* **Required task**: Below are records. Copy every line with "this" in it.
— Start —
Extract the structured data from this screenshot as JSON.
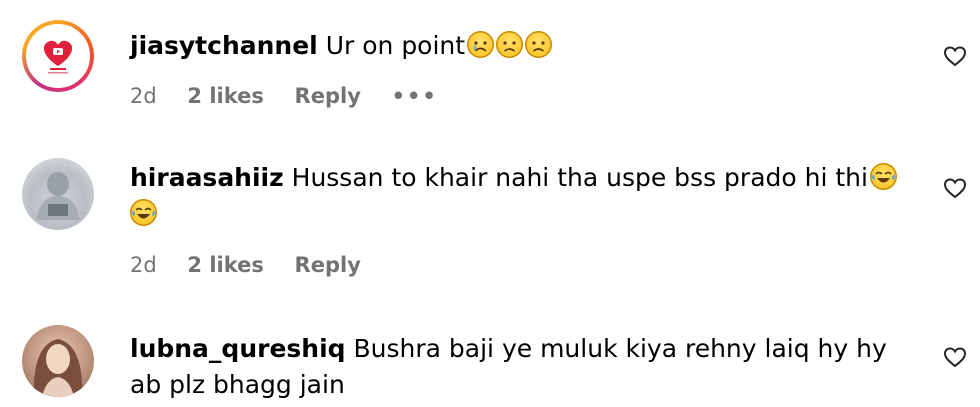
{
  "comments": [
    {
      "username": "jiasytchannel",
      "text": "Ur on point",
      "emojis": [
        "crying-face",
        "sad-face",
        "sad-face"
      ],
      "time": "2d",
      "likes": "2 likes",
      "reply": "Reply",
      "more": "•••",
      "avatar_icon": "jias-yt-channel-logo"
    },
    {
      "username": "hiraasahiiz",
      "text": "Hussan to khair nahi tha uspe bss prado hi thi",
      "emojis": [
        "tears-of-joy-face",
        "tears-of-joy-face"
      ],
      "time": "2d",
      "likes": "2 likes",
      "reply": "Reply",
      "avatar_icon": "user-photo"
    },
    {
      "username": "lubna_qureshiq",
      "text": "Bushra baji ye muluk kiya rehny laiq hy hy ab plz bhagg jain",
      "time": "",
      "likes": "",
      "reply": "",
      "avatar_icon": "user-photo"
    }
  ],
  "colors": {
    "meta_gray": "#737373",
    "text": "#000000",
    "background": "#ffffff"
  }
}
— End —
— Start —
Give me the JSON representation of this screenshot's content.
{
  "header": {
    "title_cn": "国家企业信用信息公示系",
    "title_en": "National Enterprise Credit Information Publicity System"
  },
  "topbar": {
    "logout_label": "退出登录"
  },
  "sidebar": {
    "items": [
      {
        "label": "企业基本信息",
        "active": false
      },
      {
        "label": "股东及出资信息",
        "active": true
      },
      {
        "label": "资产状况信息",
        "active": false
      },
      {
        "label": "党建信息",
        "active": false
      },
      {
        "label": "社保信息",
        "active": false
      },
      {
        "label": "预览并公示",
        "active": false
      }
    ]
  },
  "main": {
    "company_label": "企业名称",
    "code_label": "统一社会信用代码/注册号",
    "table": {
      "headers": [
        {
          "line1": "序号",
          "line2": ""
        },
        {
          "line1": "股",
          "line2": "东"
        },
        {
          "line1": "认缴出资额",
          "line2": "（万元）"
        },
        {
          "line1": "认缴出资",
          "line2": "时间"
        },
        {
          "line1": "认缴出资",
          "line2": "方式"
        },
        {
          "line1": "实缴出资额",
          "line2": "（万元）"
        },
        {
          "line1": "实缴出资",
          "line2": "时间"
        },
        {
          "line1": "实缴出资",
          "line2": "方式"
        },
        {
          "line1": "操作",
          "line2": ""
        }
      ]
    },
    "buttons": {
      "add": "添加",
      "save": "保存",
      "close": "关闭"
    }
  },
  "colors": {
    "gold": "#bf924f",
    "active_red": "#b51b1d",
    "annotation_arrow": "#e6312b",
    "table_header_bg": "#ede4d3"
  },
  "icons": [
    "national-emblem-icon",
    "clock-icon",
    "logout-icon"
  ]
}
— End —
* **Result of the exercise**:
Extract the structured data from this screenshot as JSON.
Give me the JSON representation of this screenshot's content.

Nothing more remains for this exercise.